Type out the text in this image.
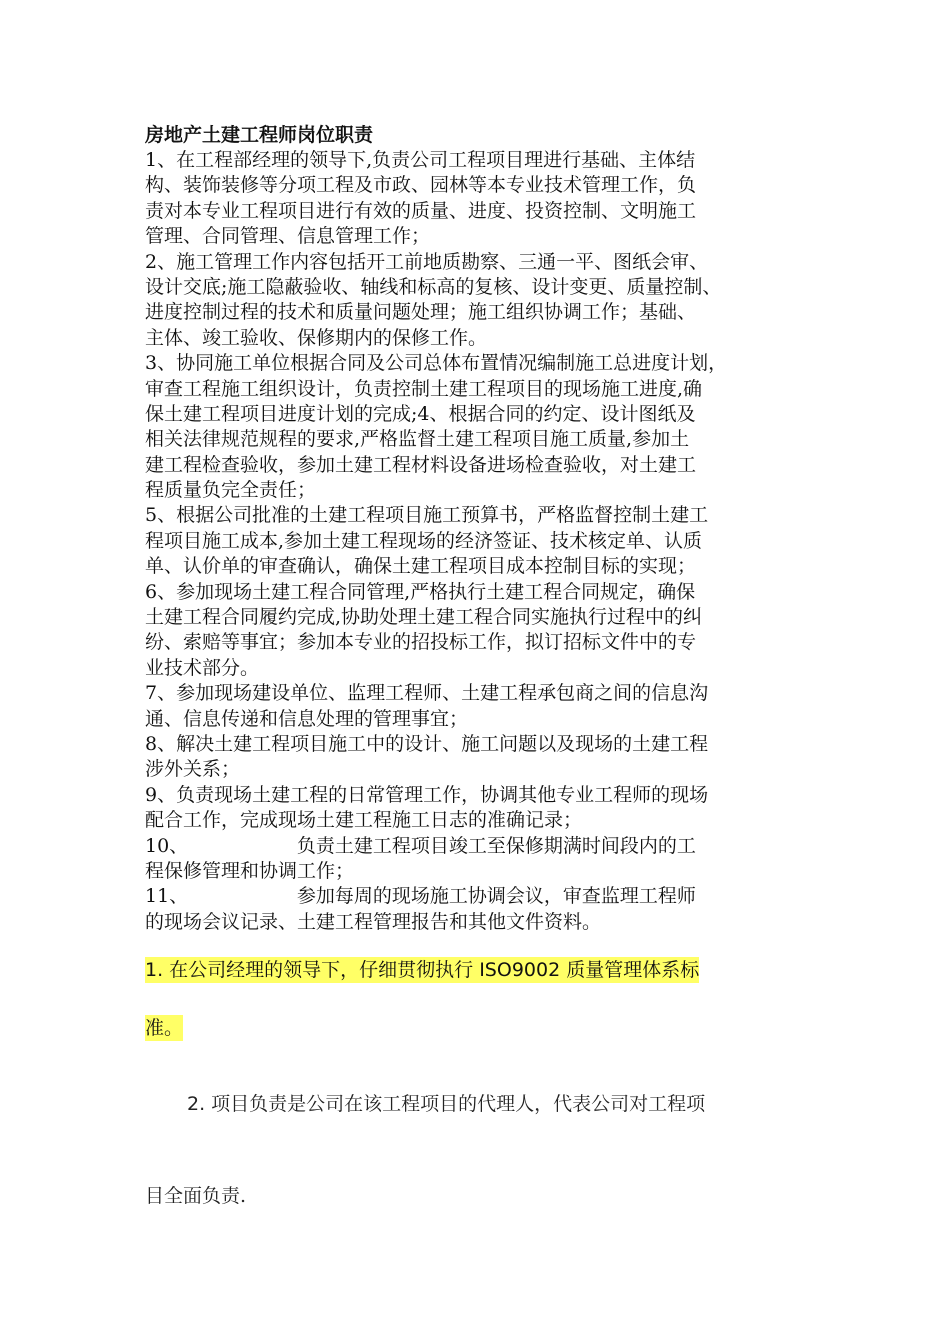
房地产土建工程师岗位职责
1、在工程部经理的领导下,负责公司工程项目理进行基础、主体结
构、装饰装修等分项工程及市政、园林等本专业技术管理工作，负
责对本专业工程项目进行有效的质量、进度、投资控制、文明施工
管理、合同管理、信息管理工作；
2、施工管理工作内容包括开工前地质勘察、三通一平、图纸会审、
设计交底;施工隐蔽验收、轴线和标高的复核、设计变更、质量控制、
进度控制过程的技术和质量问题处理；施工组织协调工作；基础、
主体、竣工验收、保修期内的保修工作。
3、协同施工单位根据合同及公司总体布置情况编制施工总进度计划，
审查工程施工组织设计，负责控制土建工程项目的现场施工进度,确
保土建工程项目进度计划的完成;4、根据合同的约定、设计图纸及
相关法律规范规程的要求,严格监督土建工程项目施工质量,参加土
建工程检查验收，参加土建工程材料设备进场检查验收，对土建工
程质量负完全责任；
5、根据公司批准的土建工程项目施工预算书，严格监督控制土建工
程项目施工成本,参加土建工程现场的经济签证、技术核定单、认质
单、认价单的审查确认，确保土建工程项目成本控制目标的实现；
6、参加现场土建工程合同管理,严格执行土建工程合同规定，确保
土建工程合同履约完成,协助处理土建工程合同实施执行过程中的纠
纷、索赔等事宜；参加本专业的招投标工作，拟订招标文件中的专
业技术部分。
7、参加现场建设单位、监理工程师、土建工程承包商之间的信息沟
通、信息传递和信息处理的管理事宜；
8、解决土建工程项目施工中的设计、施工问题以及现场的土建工程
涉外关系；
9、负责现场土建工程的日常管理工作，协调其他专业工程师的现场
配合工作，完成现场土建工程施工日志的准确记录；
10、                  负责土建工程项目竣工至保修期满时间段内的工
程保修管理和协调工作；
11、                  参加每周的现场施工协调会议，审查监理工程师
的现场会议记录、土建工程管理报告和其他文件资料。
1. 在公司经理的领导下，仔细贯彻执行 ISO9002 质量管理体系标
准。
2. 项目负责是公司在该工程项目的代理人，代表公司对工程项
目全面负责.
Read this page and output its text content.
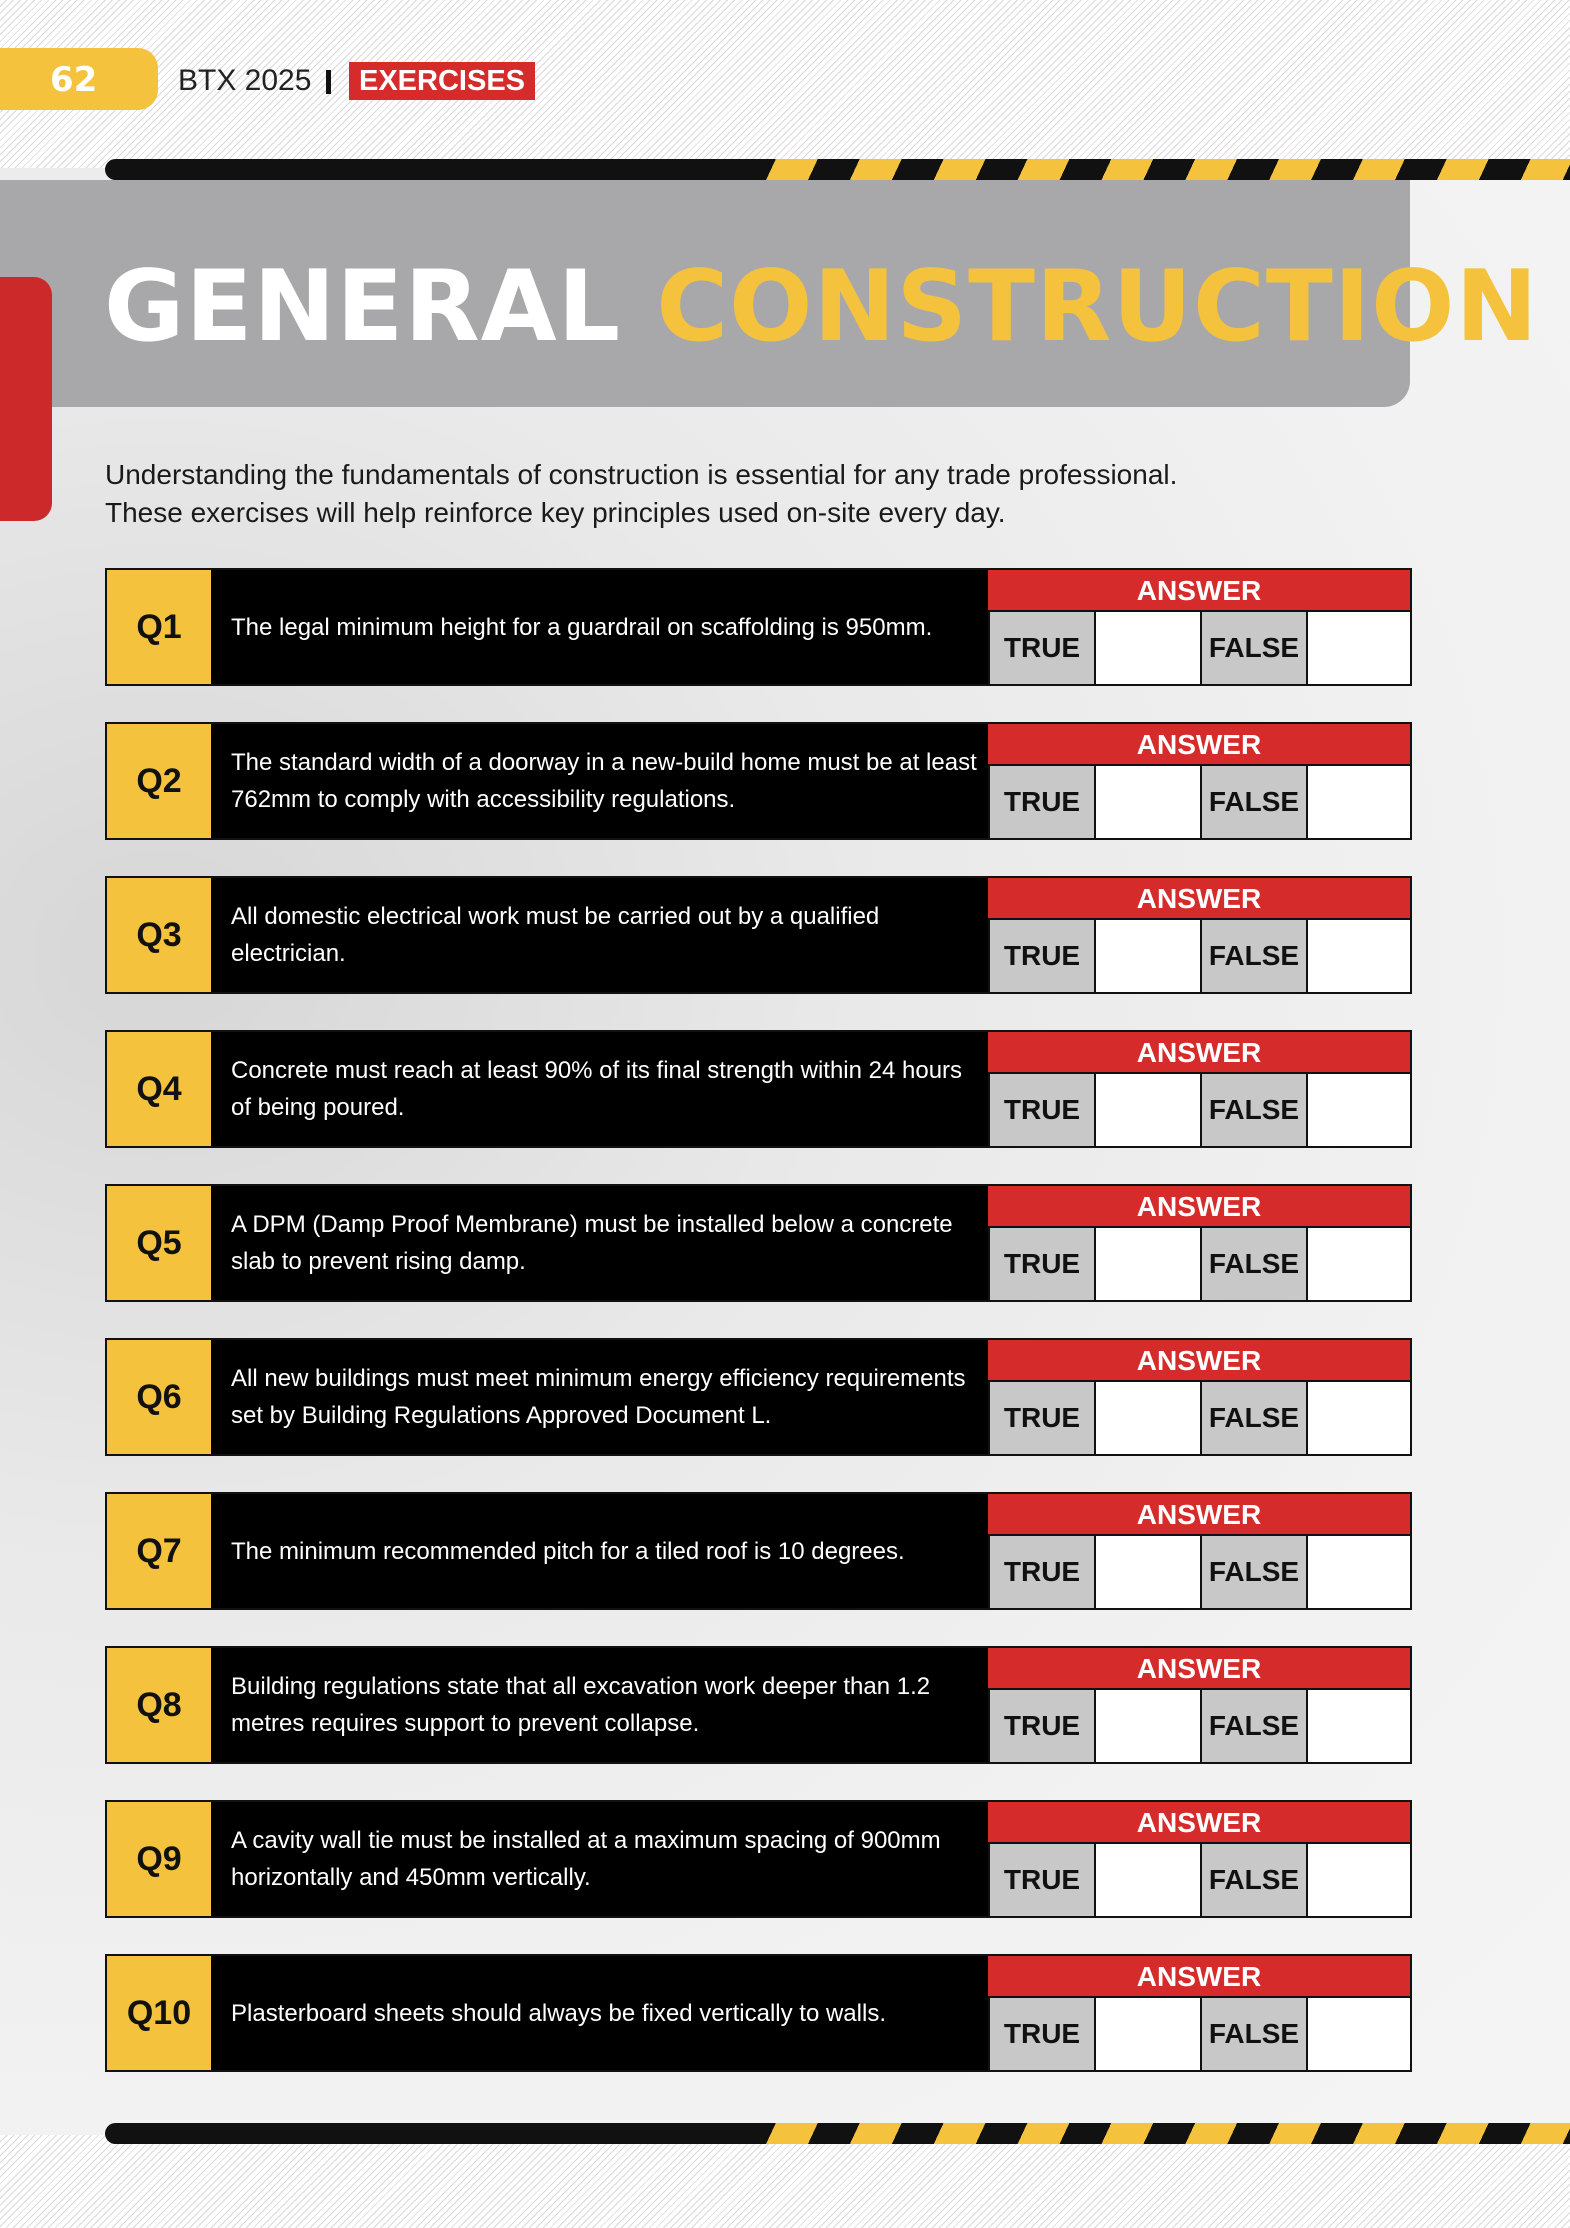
62	BTX 2025	EXERCISES
GENERAL CONSTRUCTION

Understanding the fundamentals of construction is essential for any trade professional.

These exercises will help reinforce key principles used on-site every day.

Q1	The legal minimum height for a guardrail on scaffolding is 950mm.
ANSWER
TRUE	FALSE
Q2	The standard width of a doorway in a new-build home must be at least 762mm to comply with accessibility regulations.
ANSWER
TRUE	FALSE
Q3	All domestic electrical work must be carried out by a qualified electrician.
ANSWER
TRUE	FALSE
Q4	Concrete must reach at least 90% of its final strength within 24 hours of being poured.
ANSWER
TRUE	FALSE
Q5	A DPM (Damp Proof Membrane) must be installed below a concrete slab to prevent rising damp.
ANSWER
TRUE	FALSE
Q6	All new buildings must meet minimum energy efficiency requirements set by Building Regulations Approved Document L.
ANSWER
TRUE	FALSE
Q7	The minimum recommended pitch for a tiled roof is 10 degrees.
ANSWER
TRUE	FALSE
Q8	Building regulations state that all excavation work deeper than 1.2 metres requires support to prevent collapse.
ANSWER
TRUE	FALSE
Q9	A cavity wall tie must be installed at a maximum spacing of 900mm horizontally and 450mm vertically.
ANSWER
TRUE	FALSE
Q10	Plasterboard sheets should always be fixed vertically to walls.
ANSWER
TRUE	FALSE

STATED TASK
Copy all lines from the entries that contain the word "work".

RESULT FOR THIS TASK
Q3	All domestic electrical work must be carried out by a qualified electrician.
Q8	Building regulations state that all excavation work deeper than 1.2 metres requires support to prevent collapse.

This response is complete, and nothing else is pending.